══ Records supplied
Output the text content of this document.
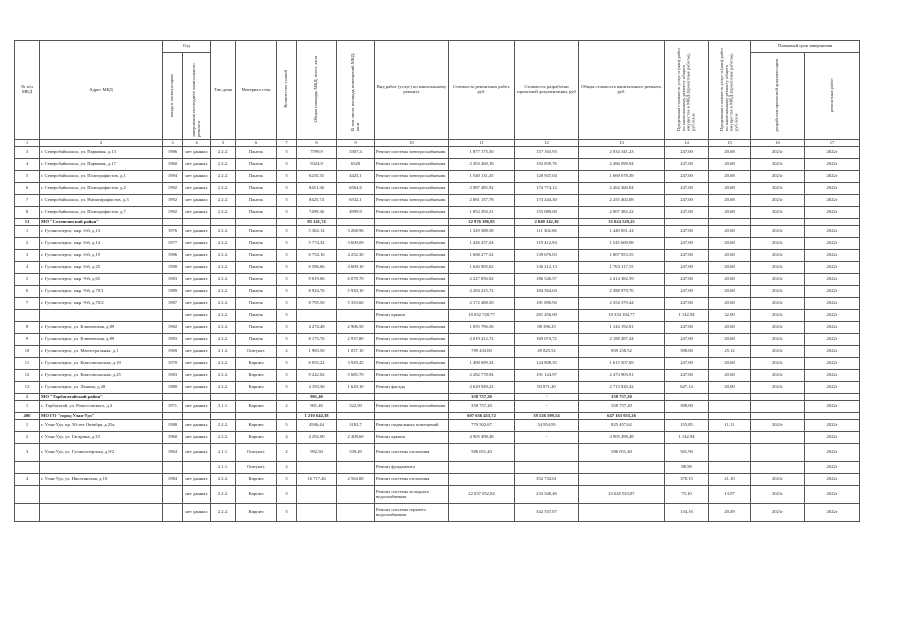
№ п/п МКД	Адрес МКД	Год		Тип дома	Материал стен	Количество этажей	Общая площадь МКД, всего, кв.м	В том числе площадь помещений МКД, кв.м	Вид работ (услуг) по капитальному ремонту	Стоимость ремонтных работ, руб.	Стоимость разработки проектной документации, руб	Общая стоимость капитального ремонта, руб.	Предельная стоимость услуг и (или) работ по капитальному ремонту общего имущества в МКД (проектные работы), руб./кв.м	Предельная стоимость услуг и (или) работ по капитальному ремонту общего имущества в МКД (проектные работы), руб./кв.м	Плановый срок завершения	
		ввода в эксплуатацию	завершения последнего капитального ремонта												разработки проектной документации	ремонтных работ
1	2	3	4	5	6	7	8	9	10	11	12	13	14	15	16	17
3	г. Северобайкальск, ул. Парковая, д.13	1986	нет данных	2.2.2.	Панель	5	7599,9	5307,4	Ремонт системы электроснабжения	1 877 175,30	157 165,93	2 034 341,23	247,00	20,68	2021г	2022г
4	г. Северобайкальск, ул. Парковая, д.17	1960	нет данных	2.2.2.	Панель	5	9324,9	6520	Ремонт системы электроснабжения	2 303 260,18	192 839,76	2 496 099,94	247,00	20,68	2021г	2022г
5	г. Северобайкальск, ул. Полиграфистов, д.1	1994	нет данных	2.2.2.	Панель	5	6235,35	4425,1	Ремонт системы электроснабжения	1 540 131,45	128 947,04	1 669 078,49	247,00	20,68	2021г	2022г
6	г. Северобайкальск, ул. Полиграфистов, д.2	1992	нет данных	2.2.2.	Панель	5	8451,36	6564,6	Ремонт системы электроснабжения	2 087 485,92	174 774,12	2 262 260,04	247,00	20,68	2021г	2022г
7	г. Северобайкальск, ул. Нипигирафистов, д.3	1992	нет данных	2.2.2.	Панель	5	8425,74	6532,1	Ремонт системы электроснабжения	2 081 157,78	174 244,30	2 255 402,08	247,00	20,68	2021г	2022г
8	г. Северобайкальск, ул. Полиграфистов, д.7	1992	нет данных	2.2.2.	Панель	5	7499,36	4999,9	Ремонт системы электроснабжения	1 852 293,31	155 089,00	2 007 482,22	247,00	20,68	2021г	2022г
13	МО "Селенгинский район"						85 141,74			32 976 386,95	2 048 142,30	35 024 529,25				
1	г. Гусиноозерск, мкр. 6-й, д.13	1976	нет данных	2.2.2.	Панель	5	5 382,14	3 268,96	Ремонт системы электроснабжения	1 329 388,58	111 302,66	1 440 691,24	247,00	20,68	2021г	2022г
2	г. Гусиноозерск, мкр. 6-й, д.14	1977	нет данных	2.2.2.	Панель	5	5 774,32	3 609,09	Ремонт системы электроснабжения	1 426 257,04	119 412,94	1 545 669,98	247,00	20,68	2021г	2022г
3	г. Гусиноозерск, мкр. 6-й, д.19	1986	нет данных	2.2.2.	Панель	5	6 754,16	4 252,30	Ремонт системы электроснабжения	1 668 277,52	139 676,03	1 807 953,55	247,00	20,68	2021г	2022г
4	г. Гусиноозерск, мкр. 6-й, д.25	1990	нет данных	2.2.2.	Панель	5	6 586,66	4 609,10	Ремонт системы электроснабжения	1 626 905,02	136 212,13	1 763 117,15	247,00	20,68	2021г	2022г
5	г. Гусиноозерск, мкр. 9-й, д.65	1983	нет данных	2.2.2.	Панель	5	9 019,66	6 078,70	Ремонт системы электроснабжения	2 227 856,02	186 526,57	2 414 382,59	247,00	20,68	2021г	2022г
6	г. Гусиноозерск, мкр. 9-й, д.70/1	1989	нет данных	2.2.2.	Панель	5	8 924,76	5 930,10	Ремонт системы электроснабжения	2 204 415,72	184 564,04	2 388 979,76	247,00	20,68	2021г	2022г
7	г. Гусиноозерск, мкр. 9-й, д.70/2	1987	нет данных	2.2.2.	Панель	5	8 795,50	5 333,60	Ремонт системы электроснабжения	2 172 488,50	181 890,94	2 354 379,44	247,00	20,68	2021г	2022г
			нет данных	2.2.2.	Панель	5			Ремонт крыши	10 052 728,77	281 456,00	10 334 184,77	1 142,94	32,00	2021г	2022г
8	г. Гусиноозерск, ул. Ключевская, д.89	1982	нет данных	2.2.2.	Панель	5	4 274,48	2 906,50	Ремонт системы электроснабжения	1 055 796,56	88 396,25	1 144 192,81	247,00	20,68	2021г	2022г
9	г. Гусиноозерск, ул. Ключевская, д.89	1983	нет данных	2.2.2.	Панель	5	8 175,76	2 937,80	Ремонт системы электроснабжения	2 019 412,72	169 074,72	2 188 487,44	247,00	20,68	2021г	2022г
10	г. Гусиноозерск, ул. Магистральная, д.1	1969	нет данных	2.1.2.	Оштукат.	2	1 983,50	1 037,10	Ремонт системы электроснабжения	789 433,00	49 825,52	839 258,52	398,00	25,12	2021г	2022г
11	г. Гусиноозерск, ул. Комсомольская, д.19	1970	нет данных	2.2.2.	Кирпич	5	6 055,22	3 929,45	Ремонт системы электроснабжения	1 490 699,34	124 808,35	1 615 507,69	247,00	20,68	2021г	2022г
12	г. Гусиноозерск, ул. Комсомольская, д.25	1983	нет данных	2.2.2.	Кирпич	5	9 242,02	5 685,70	Ремонт системы электроснабжения	2 282 778,94	191 124,97	2 473 903,91	247,00	20,68	2021г	2022г
13	г. Гусиноозерск, ул. Ленина, д.28	1980	нет данных	2.2.2.	Кирпич	5	4 193,36	1 620,10	Ремонт фасада	2 629 949,22	83 871,20	2 713 820,42	627,14	20,00	2021г	2022г
1	МО "Тарбагатайский район"						901,40			358 757,20	-	358 757,20				
1	с. Тарбагатай, ул. Рокоссовского, д.3	1971	нет данных	3.1.1.	Кирпич	2	901,40	522,50	Ремонт системы электроснабжения	358 757,20	-	358 757,20	398,00			2022г
406	МО ГО "город Улан-Удэ"						1 210 644,38			607 636 455,72	39 526 599,54	647 163 055,26				
1	г. Улан-Удэ, пр. 50-лет Октября, д.25а	1988	нет данных	2.2.2.	Кирпич	5	4946,44	3182,7	Ремонт подвальных помещений	770 502,67	54 954,95	825 457,62	155,85	11,11	2021г	2022г
2	г. Улан-Удэ, ул. Гагарина, д.33	1960	нет данных	2.2.2.	Кирпич	4	4 292,00	2 408,60	Ремонт крыши	4 905 498,48	-	4 905 498,48	1 142,94			2022г
3	г. Улан-Удэ, ул. Гусиноозерская, д.9/2	1964	нет данных	2.1.1.	Оштукат.	2	992,50	539,20	Ремонт системы отопления	586 051,40		586 051,40	501,90			2022г
				2.1.1.	Оштукат.	2			Ремонт фундамента				88,58			2022г
4	г. Улан-Удэ, ул. Иволгинская, д.10	1984	нет данных	2.2.2.	Кирпич	5	16 717,26	2 564,00	Ремонт системы отопления		352 734,61		378,15	21,10	2021г	2022г
			нет данных	2.2.2.	Кирпич	5			Ремонт системы холодного водоснабжения	22 037 052,84	233 540,40	23 645 923,87	75,10	13,97	2021г	2022г
			нет данных	2.2.2.	Кирпич	5			Ремонт системы горячего водоснабжения		342 537,07		134,16	20,49	2021г	2022г
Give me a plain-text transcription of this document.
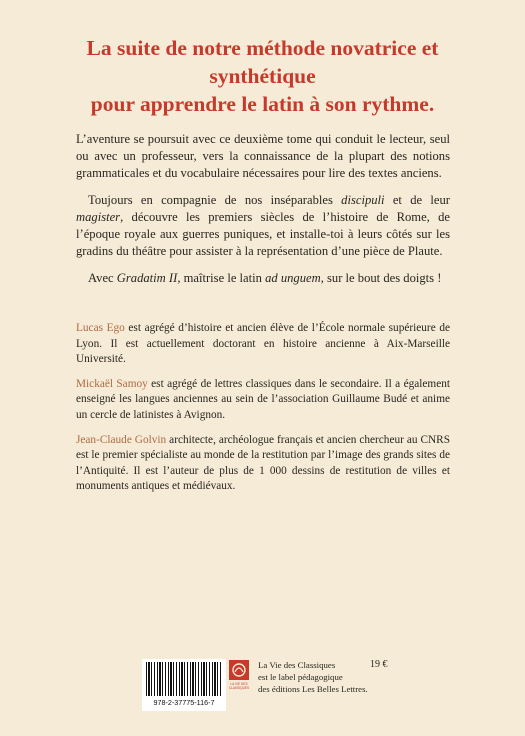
La suite de notre méthode novatrice et synthétique
pour apprendre le latin à son rythme.

L’aventure se poursuit avec ce deuxième tome qui conduit le lecteur, seul ou avec un professeur, vers la connaissance de la plupart des notions grammaticales et du vocabulaire nécessaires pour lire des textes anciens.

Toujours en compagnie de nos inséparables discipuli et de leur magister, découvre les premiers siècles de l’histoire de Rome, de l’époque royale aux guerres puniques, et installe-toi à leurs côtés sur les gradins du théâtre pour assister à la représentation d’une pièce de Plaute.

Avec Gradatim II, maîtrise le latin ad unguem, sur le bout des doigts !

Lucas Ego est agrégé d’histoire et ancien élève de l’École normale supérieure de Lyon. Il est actuellement doctorant en histoire ancienne à Aix-Marseille Université.

Mickaël Samoy est agrégé de lettres classiques dans le secondaire. Il a également enseigné les langues anciennes au sein de l’association Guillaume Budé et anime un cercle de latinistes à Avignon.

Jean-Claude Golvin architecte, archéologue français et ancien chercheur au CNRS est le premier spécialiste au monde de la restitution par l’image des grands sites de l’Antiquité. Il est l’auteur de plus de 1 000 dessins de restitution de villes et monuments antiques et médiévaux.

978-2-37775-116-7
LA VIE DES CLASSIQUES
La Vie des Classiques
est le label pédagogique
des éditions Les Belles Lettres.
19 €
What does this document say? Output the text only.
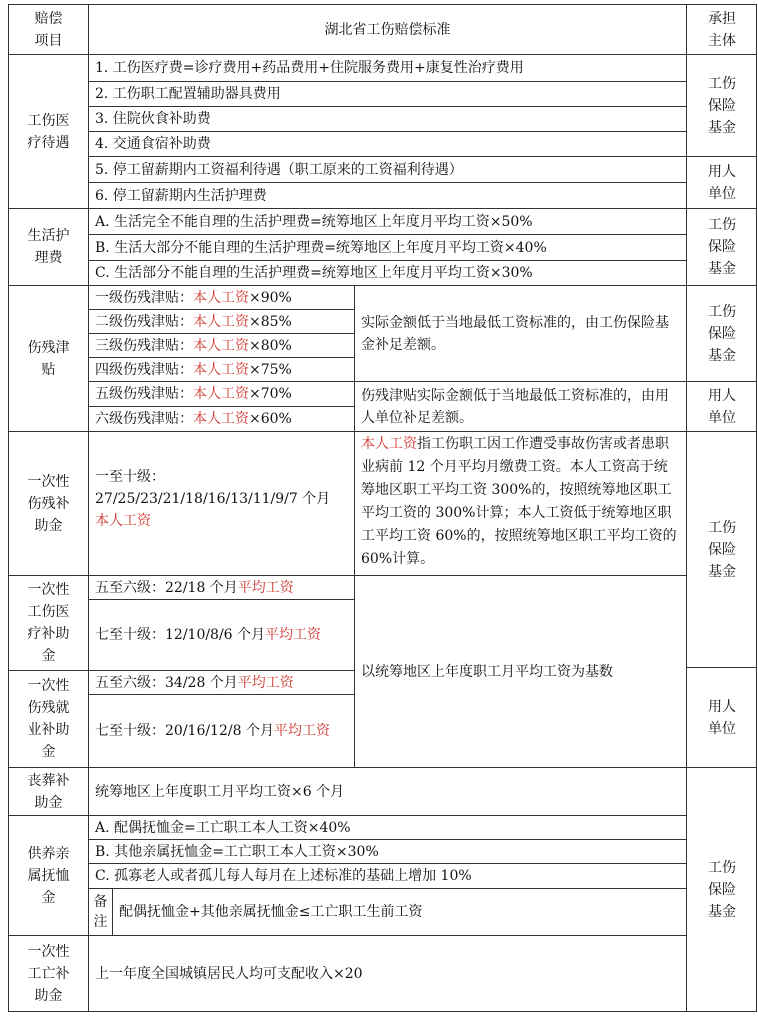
赔偿
项目
湖北省工伤赔偿标准
承担
主体
工伤医
疗待遇
1. 工伤医疗费=诊疗费用+药品费用+住院服务费用+康复性治疗费用
2. 工伤职工配置辅助器具费用
3. 住院伙食补助费
4. 交通食宿补助费
5. 停工留薪期内工资福利待遇（职工原来的工资福利待遇）
6. 停工留薪期内生活护理费
工伤
保险
基金
用人
单位
生活护
理费
A. 生活完全不能自理的生活护理费=统筹地区上年度月平均工资×50%
B. 生活大部分不能自理的生活护理费=统筹地区上年度月平均工资×40%
C. 生活部分不能自理的生活护理费=统筹地区上年度月平均工资×30%
工伤
保险
基金
伤残津
贴
一级伤残津贴： 本人工资 ×90%
二级伤残津贴： 本人工资 ×85%
三级伤残津贴： 本人工资 ×80%
四级伤残津贴： 本人工资 ×75%
五级伤残津贴： 本人工资 ×70%
六级伤残津贴： 本人工资 ×60%
实际金额低于当地最低工资标准的，由工伤保险基金补足差额。
伤残津贴实际金额低于当地最低工资标准的，由用人单位补足差额。
工伤
保险
基金
用人
单位
一次性
伤残补
助金
一至十级：
27/25/23/21/18/16/13/11/9/7 个月
本人工资
本人工资指工伤职工因工作遭受事故伤害或者患职业病前 12 个月平均月缴费工资。本人工资高于统筹地区职工平均工资 300%的，按照统筹地区职工平均工资的 300%计算；本人工资低于统筹地区职工平均工资 60%的，按照统筹地区职工平均工资的 60%计算。
一次性
工伤医
疗补助
金
五至六级：22/18 个月 平均工资
七至十级：12/10/8/6 个月 平均工资
一次性
伤残就
业补助
金
五至六级：34/28 个月 平均工资
七至十级：20/16/12/8 个月 平均工资
以统筹地区上年度职工月平均工资为基数
工伤
保险
基金
用人
单位
丧葬补
助金
统筹地区上年度职工月平均工资×6 个月
供养亲
属抚恤
金
A. 配偶抚恤金=工亡职工本人工资×40%
B. 其他亲属抚恤金=工亡职工本人工资×30%
C. 孤寡老人或者孤儿每人每月在上述标准的基础上增加 10%
备
注
配偶抚恤金+其他亲属抚恤金≤工亡职工生前工资
工伤
保险
基金
一次性
工亡补
助金
上一年度全国城镇居民人均可支配收入×20
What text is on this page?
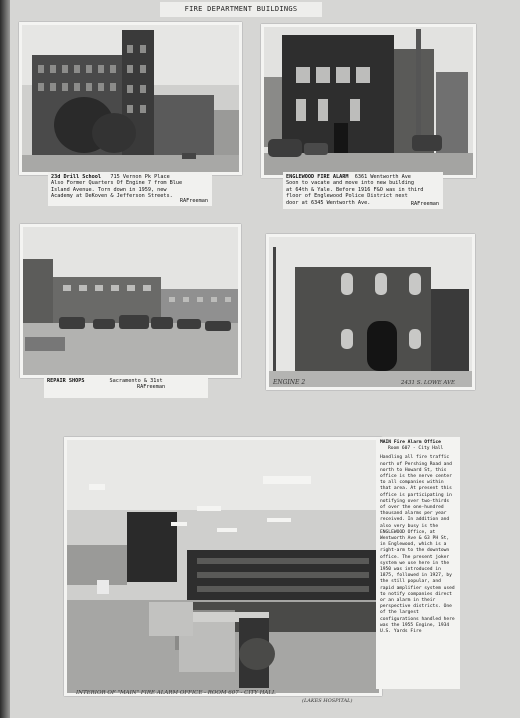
FIRE DEPARTMENT BUILDINGS
23d Drill School 715 Vernon Pk Place
Also Former Quarters Of Engine 7 from Blue
Island Avenue. Torn down in 1959, new
Academy at DeKoven & Jefferson Streets.
RAFreeman
ENGLEWOOD FIRE ALARM 6361 Wentworth Ave
Soon to vacate and move into new building
at 64th & Yale. Before 1916 F&O was in third
floor of Englewood Police District next
door at 6345 Wentworth Ave.	RAFreeman
REPAIR SHOPS	Sacramento & 31st
RAFreeman
ENGINE 2	2431 S. LOWE AVE
MAIN Fire Alarm Office
Room 607 - City Hall
Handling all fire traffic north of Pershing Road and north to Howard St, this office is the nerve center to all companies within that area. At present this office is participating in notifying over two-thirds of over the one-hundred thousand alarms per year received. In addition and also very busy is the ENGLEWOOD Office, at Wentworth Ave & 63 PH St, in Englewood, which is a right-arm to the downtown office. The present joker system we use here in the 1950 was introduced in 1875, followed in 1927, by the still popular, and rapid amplifier system used to notify companies direct or an alarm in their perspective districts. One of the largest configurations handled here was the 1955 Engine, 1934 U.S. Yards Fire
INTERIOR OF "MAIN" FIRE ALARM OFFICE - ROOM 607 - CITY HALL
(LAKES HOSPITAL)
════
__Exercise goal__. In the listing above, find each line with the word "Ключевская" and copy it.

__Task solution__.
8	г. Гусиноозерск, ул. Ключевская, д.89	1982	нет данных	2.2.2.	Панель	5	4 274,48	2 906,50	Ремонт системы электроснабжения	1 055 796,56	88 396,25	1 144 192,81	247,00	20,68	2021г	2022г
9	г. Гусиноозерск, ул. Ключевская, д.89	1983	нет данных	2.2.2.	Панель	5	8 175,76	2 937,80	Ремонт системы электроснабжения	2 019 412,72	169 074,72	2 188 487,44	247,00	20,68	2021г	2022г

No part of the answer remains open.